Description of the task
Without including any pictures, write out the listing below exactly.

Records shown
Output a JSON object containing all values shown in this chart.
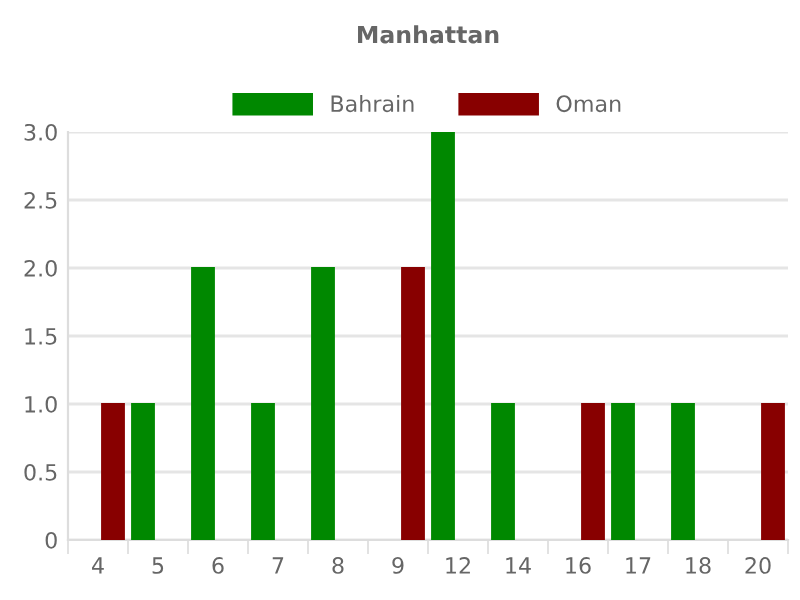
{
  "chart_data": {
    "type": "bar",
    "title": "Manhattan",
    "categories": [
      "4",
      "5",
      "6",
      "7",
      "8",
      "9",
      "12",
      "14",
      "16",
      "17",
      "18",
      "20"
    ],
    "series": [
      {
        "name": "Bahrain",
        "color": "#008800",
        "values": [
          null,
          1,
          2,
          1,
          2,
          null,
          3,
          1,
          null,
          1,
          1,
          null
        ]
      },
      {
        "name": "Oman",
        "color": "#880000",
        "values": [
          1,
          null,
          null,
          null,
          null,
          2,
          null,
          null,
          1,
          null,
          null,
          1
        ]
      }
    ],
    "ylim": [
      0,
      3
    ],
    "yticks": [
      0,
      0.5,
      {
        "value": 1,
        "label": "1.0"
      },
      1.5,
      {
        "value": 2,
        "label": "2.0"
      },
      2.5,
      {
        "value": 3,
        "label": "3.0"
      }
    ],
    "grid": "y",
    "legend": "top"
  }
}
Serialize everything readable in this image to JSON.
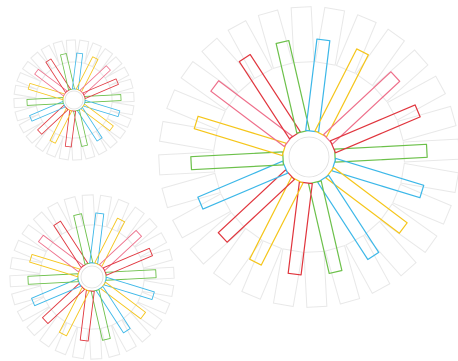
{
  "palette": {
    "red": "#e0343c",
    "pink": "#ee6e8a",
    "green": "#6cc04a",
    "blue": "#3bb7e8",
    "yellow": "#f5c518",
    "guide": "#e8e8e8"
  },
  "color_cycle": [
    "green",
    "blue",
    "yellow",
    "blue",
    "green",
    "red",
    "yellow",
    "red",
    "blue",
    "green",
    "yellow",
    "pink",
    "red",
    "green",
    "blue",
    "yellow",
    "pink",
    "red"
  ],
  "diagrams": [
    {
      "id": "wheel-large",
      "petal_count": 18,
      "guide_count": 28
    },
    {
      "id": "wheel-small-top",
      "petal_count": 18,
      "guide_count": 28
    },
    {
      "id": "wheel-small-bottom",
      "petal_count": 18,
      "guide_count": 28
    }
  ]
}
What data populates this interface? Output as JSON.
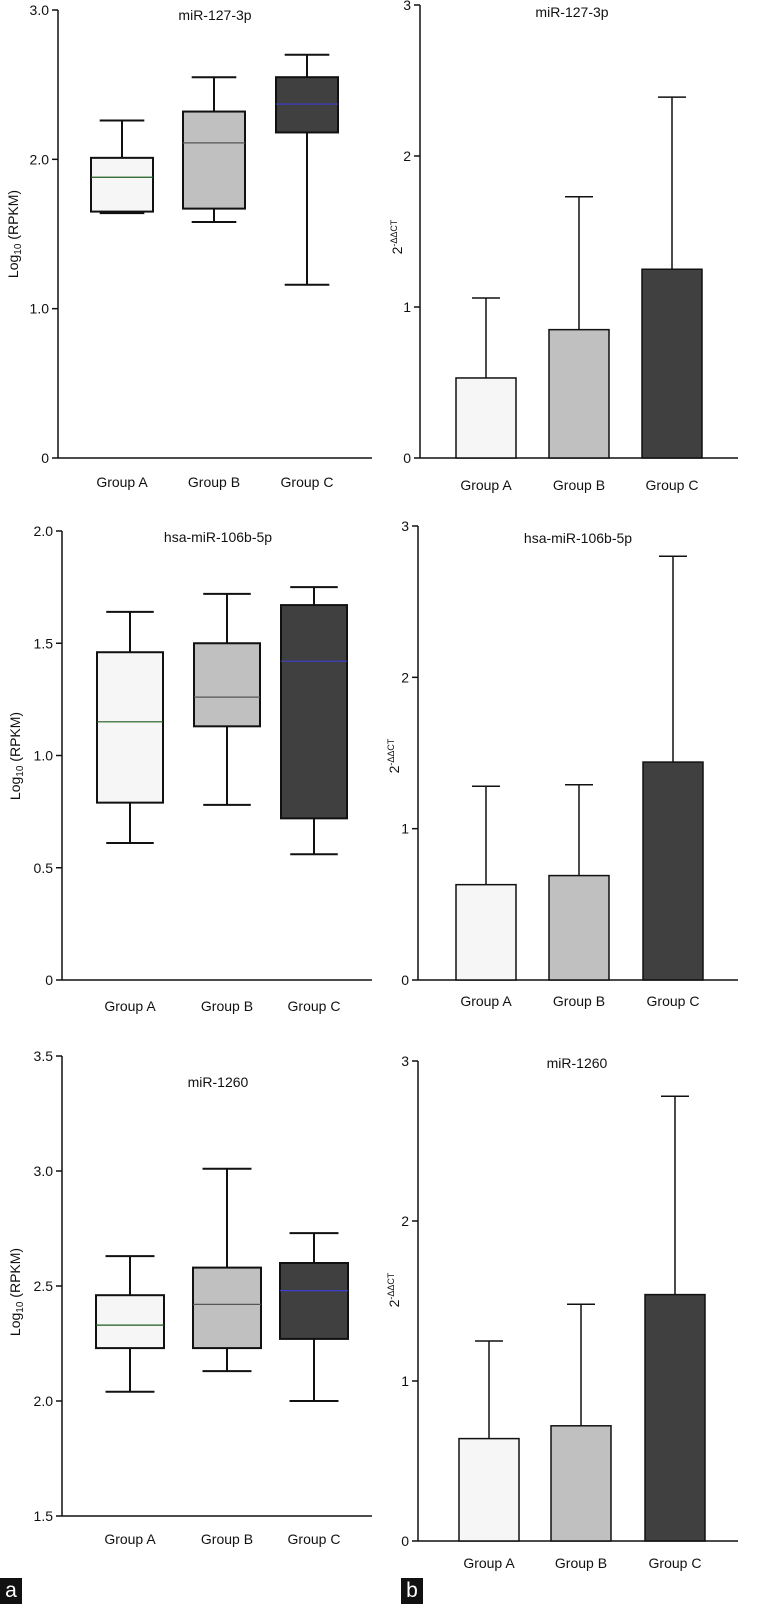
{
  "panel_labels": {
    "a": "a",
    "b": "b"
  },
  "colors": {
    "group_a": "#f6f6f6",
    "group_b": "#c0c0c0",
    "group_c": "#404040",
    "axis": "#111111"
  },
  "chart_data": [
    {
      "type": "box",
      "panel": "a",
      "title": "miR-127-3p",
      "ylabel": "Log10 (RPKM)",
      "ylabel_main": "Log",
      "ylabel_sub": "10",
      "ylabel_rest": " (RPKM)",
      "categories": [
        "Group A",
        "Group B",
        "Group C"
      ],
      "ylim": [
        0,
        3.0
      ],
      "yticks": [
        0,
        1.0,
        2.0,
        3.0
      ],
      "ytick_labels": [
        "0",
        "1.0",
        "2.0",
        "3.0"
      ],
      "boxes": [
        {
          "min": 1.64,
          "q1": 1.65,
          "median": 1.88,
          "q3": 2.01,
          "max": 2.26
        },
        {
          "min": 1.58,
          "q1": 1.67,
          "median": 2.11,
          "q3": 2.32,
          "max": 2.55
        },
        {
          "min": 1.16,
          "q1": 2.18,
          "median": 2.37,
          "q3": 2.55,
          "max": 2.7
        }
      ]
    },
    {
      "type": "bar",
      "panel": "b",
      "title": "miR-127-3p",
      "ylabel": "2-ΔΔCT",
      "ylabel_main": "2",
      "ylabel_sup": "-ΔΔCT",
      "categories": [
        "Group A",
        "Group B",
        "Group C"
      ],
      "ylim": [
        0,
        3
      ],
      "yticks": [
        0,
        1,
        2,
        3
      ],
      "ytick_labels": [
        "0",
        "1",
        "2",
        "3"
      ],
      "values": [
        0.53,
        0.85,
        1.25
      ],
      "errors": [
        0.53,
        0.88,
        1.14
      ]
    },
    {
      "type": "box",
      "panel": "a",
      "title": "hsa-miR-106b-5p",
      "ylabel": "Log10 (RPKM)",
      "ylabel_main": "Log",
      "ylabel_sub": "10",
      "ylabel_rest": " (RPKM)",
      "categories": [
        "Group A",
        "Group B",
        "Group C"
      ],
      "ylim": [
        0,
        2.0
      ],
      "yticks": [
        0,
        0.5,
        1.0,
        1.5,
        2.0
      ],
      "ytick_labels": [
        "0",
        "0.5",
        "1.0",
        "1.5",
        "2.0"
      ],
      "boxes": [
        {
          "min": 0.61,
          "q1": 0.79,
          "median": 1.15,
          "q3": 1.46,
          "max": 1.64
        },
        {
          "min": 0.78,
          "q1": 1.13,
          "median": 1.26,
          "q3": 1.5,
          "max": 1.72
        },
        {
          "min": 0.56,
          "q1": 0.72,
          "median": 1.42,
          "q3": 1.67,
          "max": 1.75
        }
      ]
    },
    {
      "type": "bar",
      "panel": "b",
      "title": "hsa-miR-106b-5p",
      "ylabel": "2-ΔΔCT",
      "ylabel_main": "2",
      "ylabel_sup": "-ΔΔCT",
      "categories": [
        "Group A",
        "Group B",
        "Group C"
      ],
      "ylim": [
        0,
        3
      ],
      "yticks": [
        0,
        1,
        2,
        3
      ],
      "ytick_labels": [
        "0",
        "1",
        "2",
        "3"
      ],
      "values": [
        0.63,
        0.69,
        1.44
      ],
      "errors": [
        0.65,
        0.6,
        1.36
      ]
    },
    {
      "type": "box",
      "panel": "a",
      "title": "miR-1260",
      "ylabel": "Log10 (RPKM)",
      "ylabel_main": "Log",
      "ylabel_sub": "10",
      "ylabel_rest": " (RPKM)",
      "categories": [
        "Group A",
        "Group B",
        "Group C"
      ],
      "ylim": [
        1.5,
        3.5
      ],
      "yticks": [
        1.5,
        2.0,
        2.5,
        3.0,
        3.5
      ],
      "ytick_labels": [
        "1.5",
        "2.0",
        "2.5",
        "3.0",
        "3.5"
      ],
      "boxes": [
        {
          "min": 2.04,
          "q1": 2.23,
          "median": 2.33,
          "q3": 2.46,
          "max": 2.63
        },
        {
          "min": 2.13,
          "q1": 2.23,
          "median": 2.42,
          "q3": 2.58,
          "max": 3.01
        },
        {
          "min": 2.0,
          "q1": 2.27,
          "median": 2.48,
          "q3": 2.6,
          "max": 2.73
        }
      ]
    },
    {
      "type": "bar",
      "panel": "b",
      "title": "miR-1260",
      "ylabel": "2-ΔΔCT",
      "ylabel_main": "2",
      "ylabel_sup": "-ΔΔCT",
      "categories": [
        "Group A",
        "Group B",
        "Group C"
      ],
      "ylim": [
        0,
        3
      ],
      "yticks": [
        0,
        1,
        2,
        3
      ],
      "ytick_labels": [
        "0",
        "1",
        "2",
        "3"
      ],
      "values": [
        0.64,
        0.72,
        1.54
      ],
      "errors": [
        0.61,
        0.76,
        1.24
      ]
    }
  ]
}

Right answer
Output a JSON object containing all values shown in this chart.
{
  "chart_data": {
    "type": "bar",
    "title": "Manhattan",
    "categories": [
      "4",
      "5",
      "6",
      "7",
      "8",
      "9",
      "12",
      "14",
      "16",
      "17",
      "18",
      "20"
    ],
    "series": [
      {
        "name": "Bahrain",
        "color": "#008800",
        "values": [
          null,
          1,
          2,
          1,
          2,
          null,
          3,
          1,
          null,
          1,
          1,
          null
        ]
      },
      {
        "name": "Oman",
        "color": "#880000",
        "values": [
          1,
          null,
          null,
          null,
          null,
          2,
          null,
          null,
          1,
          null,
          null,
          1
        ]
      }
    ],
    "ylim": [
      0,
      3
    ],
    "yticks": [
      0,
      0.5,
      {
        "value": 1,
        "label": "1.0"
      },
      1.5,
      {
        "value": 2,
        "label": "2.0"
      },
      2.5,
      {
        "value": 3,
        "label": "3.0"
      }
    ],
    "grid": "y",
    "legend": "top"
  }
}
Serialize everything readable in this image to JSON.
{
  "palette": {
    "red": "#e0343c",
    "pink": "#ee6e8a",
    "green": "#6cc04a",
    "blue": "#3bb7e8",
    "yellow": "#f5c518",
    "guide": "#e8e8e8"
  },
  "color_cycle": [
    "green",
    "blue",
    "yellow",
    "blue",
    "green",
    "red",
    "yellow",
    "red",
    "blue",
    "green",
    "yellow",
    "pink",
    "red",
    "green",
    "blue",
    "yellow",
    "pink",
    "red"
  ],
  "diagrams": [
    {
      "id": "wheel-large",
      "petal_count": 18,
      "guide_count": 28
    },
    {
      "id": "wheel-small-top",
      "petal_count": 18,
      "guide_count": 28
    },
    {
      "id": "wheel-small-bottom",
      "petal_count": 18,
      "guide_count": 28
    }
  ]
}
What data populates this interface? Output as JSON.
{
  "panel_labels": {
    "a": "a",
    "b": "b"
  },
  "colors": {
    "group_a": "#f6f6f6",
    "group_b": "#c0c0c0",
    "group_c": "#404040",
    "axis": "#111111"
  },
  "chart_data": [
    {
      "type": "box",
      "panel": "a",
      "title": "miR-127-3p",
      "ylabel": "Log10 (RPKM)",
      "ylabel_main": "Log",
      "ylabel_sub": "10",
      "ylabel_rest": " (RPKM)",
      "categories": [
        "Group A",
        "Group B",
        "Group C"
      ],
      "ylim": [
        0,
        3.0
      ],
      "yticks": [
        0,
        1.0,
        2.0,
        3.0
      ],
      "ytick_labels": [
        "0",
        "1.0",
        "2.0",
        "3.0"
      ],
      "boxes": [
        {
          "min": 1.64,
          "q1": 1.65,
          "median": 1.88,
          "q3": 2.01,
          "max": 2.26
        },
        {
          "min": 1.58,
          "q1": 1.67,
          "median": 2.11,
          "q3": 2.32,
          "max": 2.55
        },
        {
          "min": 1.16,
          "q1": 2.18,
          "median": 2.37,
          "q3": 2.55,
          "max": 2.7
        }
      ]
    },
    {
      "type": "bar",
      "panel": "b",
      "title": "miR-127-3p",
      "ylabel": "2-ΔΔCT",
      "ylabel_main": "2",
      "ylabel_sup": "-ΔΔCT",
      "categories": [
        "Group A",
        "Group B",
        "Group C"
      ],
      "ylim": [
        0,
        3
      ],
      "yticks": [
        0,
        1,
        2,
        3
      ],
      "ytick_labels": [
        "0",
        "1",
        "2",
        "3"
      ],
      "values": [
        0.53,
        0.85,
        1.25
      ],
      "errors": [
        0.53,
        0.88,
        1.14
      ]
    },
    {
      "type": "box",
      "panel": "a",
      "title": "hsa-miR-106b-5p",
      "ylabel": "Log10 (RPKM)",
      "ylabel_main": "Log",
      "ylabel_sub": "10",
      "ylabel_rest": " (RPKM)",
      "categories": [
        "Group A",
        "Group B",
        "Group C"
      ],
      "ylim": [
        0,
        2.0
      ],
      "yticks": [
        0,
        0.5,
        1.0,
        1.5,
        2.0
      ],
      "ytick_labels": [
        "0",
        "0.5",
        "1.0",
        "1.5",
        "2.0"
      ],
      "boxes": [
        {
          "min": 0.61,
          "q1": 0.79,
          "median": 1.15,
          "q3": 1.46,
          "max": 1.64
        },
        {
          "min": 0.78,
          "q1": 1.13,
          "median": 1.26,
          "q3": 1.5,
          "max": 1.72
        },
        {
          "min": 0.56,
          "q1": 0.72,
          "median": 1.42,
          "q3": 1.67,
          "max": 1.75
        }
      ]
    },
    {
      "type": "bar",
      "panel": "b",
      "title": "hsa-miR-106b-5p",
      "ylabel": "2-ΔΔCT",
      "ylabel_main": "2",
      "ylabel_sup": "-ΔΔCT",
      "categories": [
        "Group A",
        "Group B",
        "Group C"
      ],
      "ylim": [
        0,
        3
      ],
      "yticks": [
        0,
        1,
        2,
        3
      ],
      "ytick_labels": [
        "0",
        "1",
        "2",
        "3"
      ],
      "values": [
        0.63,
        0.69,
        1.44
      ],
      "errors": [
        0.65,
        0.6,
        1.36
      ]
    },
    {
      "type": "box",
      "panel": "a",
      "title": "miR-1260",
      "ylabel": "Log10 (RPKM)",
      "ylabel_main": "Log",
      "ylabel_sub": "10",
      "ylabel_rest": " (RPKM)",
      "categories": [
        "Group A",
        "Group B",
        "Group C"
      ],
      "ylim": [
        1.5,
        3.5
      ],
      "yticks": [
        1.5,
        2.0,
        2.5,
        3.0,
        3.5
      ],
      "ytick_labels": [
        "1.5",
        "2.0",
        "2.5",
        "3.0",
        "3.5"
      ],
      "boxes": [
        {
          "min": 2.04,
          "q1": 2.23,
          "median": 2.33,
          "q3": 2.46,
          "max": 2.63
        },
        {
          "min": 2.13,
          "q1": 2.23,
          "median": 2.42,
          "q3": 2.58,
          "max": 3.01
        },
        {
          "min": 2.0,
          "q1": 2.27,
          "median": 2.48,
          "q3": 2.6,
          "max": 2.73
        }
      ]
    },
    {
      "type": "bar",
      "panel": "b",
      "title": "miR-1260",
      "ylabel": "2-ΔΔCT",
      "ylabel_main": "2",
      "ylabel_sup": "-ΔΔCT",
      "categories": [
        "Group A",
        "Group B",
        "Group C"
      ],
      "ylim": [
        0,
        3
      ],
      "yticks": [
        0,
        1,
        2,
        3
      ],
      "ytick_labels": [
        "0",
        "1",
        "2",
        "3"
      ],
      "values": [
        0.64,
        0.72,
        1.54
      ],
      "errors": [
        0.61,
        0.76,
        1.24
      ]
    }
  ]
}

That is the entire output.